(Data records)
_ _ _ _ _ _ _
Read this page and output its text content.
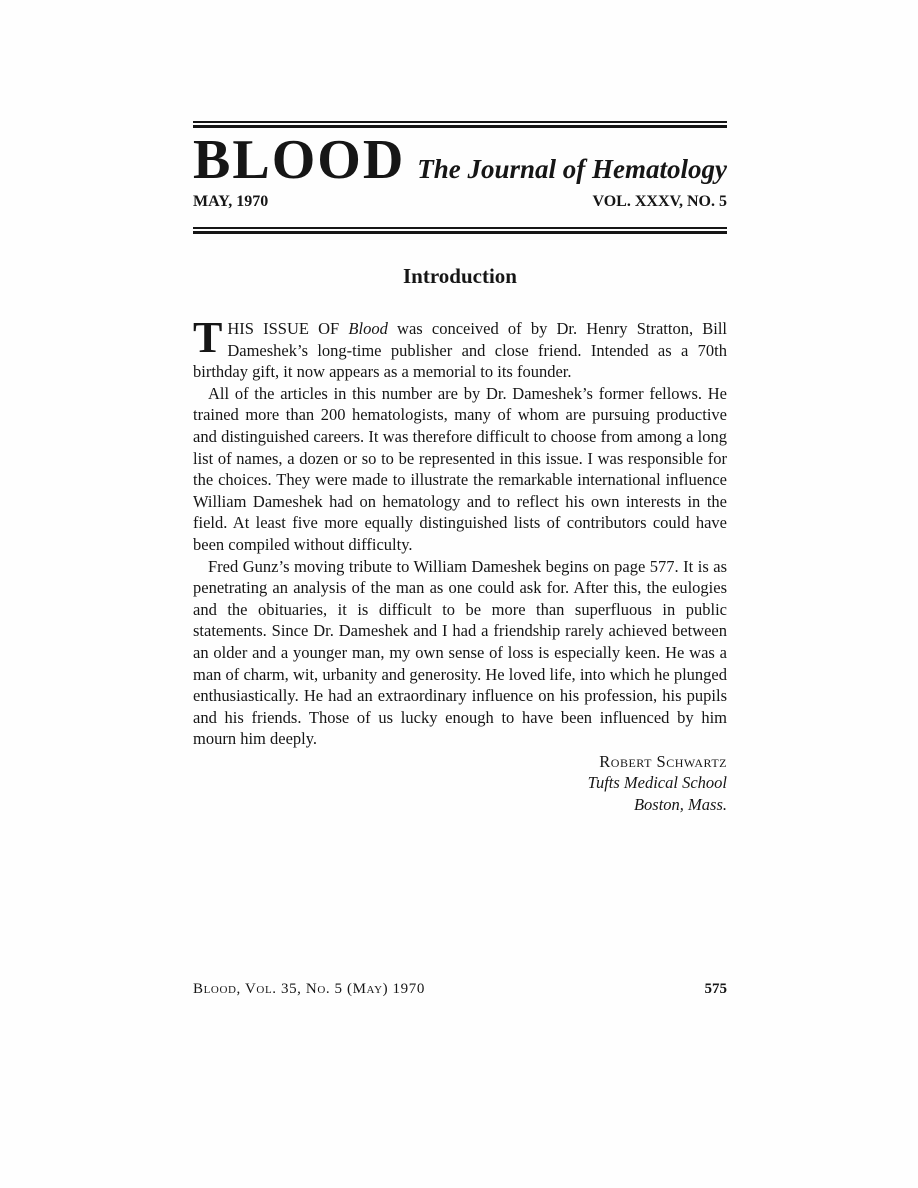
BLOOD The Journal of Hematology
MAY, 1970	VOL. XXXV, NO. 5
Introduction

THIS ISSUE OF Blood was conceived of by Dr. Henry Stratton, Bill Dameshek’s long-time publisher and close friend. Intended as a 70th birthday gift, it now appears as a memorial to its founder.

All of the articles in this number are by Dr. Dameshek’s former fellows. He trained more than 200 hematologists, many of whom are pursuing productive and distinguished careers. It was therefore difficult to choose from among a long list of names, a dozen or so to be represented in this issue. I was responsible for the choices. They were made to illustrate the remarkable international influence William Dameshek had on hematology and to reflect his own interests in the field. At least five more equally distinguished lists of contributors could have been compiled without difficulty.

Fred Gunz’s moving tribute to William Dameshek begins on page 577. It is as penetrating an analysis of the man as one could ask for. After this, the eulogies and the obituaries, it is difficult to be more than superfluous in public statements. Since Dr. Dameshek and I had a friendship rarely achieved between an older and a younger man, my own sense of loss is especially keen. He was a man of charm, wit, urbanity and generosity. He loved life, into which he plunged enthusiastically. He had an extraordinary influence on his profession, his pupils and his friends. Those of us lucky enough to have been influenced by him mourn him deeply.

Robert Schwartz
Tufts Medical School
Boston, Mass.
Blood, Vol. 35, No. 5 (May) 1970	575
_ _ _ _ _ _ _
:: Short exercise ::
Transcribe every entry above exactly. Omit all pictures.

:: Full response ::
Read this page and output its text content.
BLOOD The Journal of Hematology
MAY, 1970	VOL. XXXV, NO. 5
Introduction

THIS ISSUE OF Blood was conceived of by Dr. Henry Stratton, Bill Dameshek’s long-time publisher and close friend. Intended as a 70th birthday gift, it now appears as a memorial to its founder.

All of the articles in this number are by Dr. Dameshek’s former fellows. He trained more than 200 hematologists, many of whom are pursuing productive and distinguished careers. It was therefore difficult to choose from among a long list of names, a dozen or so to be represented in this issue. I was responsible for the choices. They were made to illustrate the remarkable international influence William Dameshek had on hematology and to reflect his own interests in the field. At least five more equally distinguished lists of contributors could have been compiled without difficulty.

Fred Gunz’s moving tribute to William Dameshek begins on page 577. It is as penetrating an analysis of the man as one could ask for. After this, the eulogies and the obituaries, it is difficult to be more than superfluous in public statements. Since Dr. Dameshek and I had a friendship rarely achieved between an older and a younger man, my own sense of loss is especially keen. He was a man of charm, wit, urbanity and generosity. He loved life, into which he plunged enthusiastically. He had an extraordinary influence on his profession, his pupils and his friends. Those of us lucky enough to have been influenced by him mourn him deeply.

Robert Schwartz
Tufts Medical School
Boston, Mass.
Blood, Vol. 35, No. 5 (May) 1970	575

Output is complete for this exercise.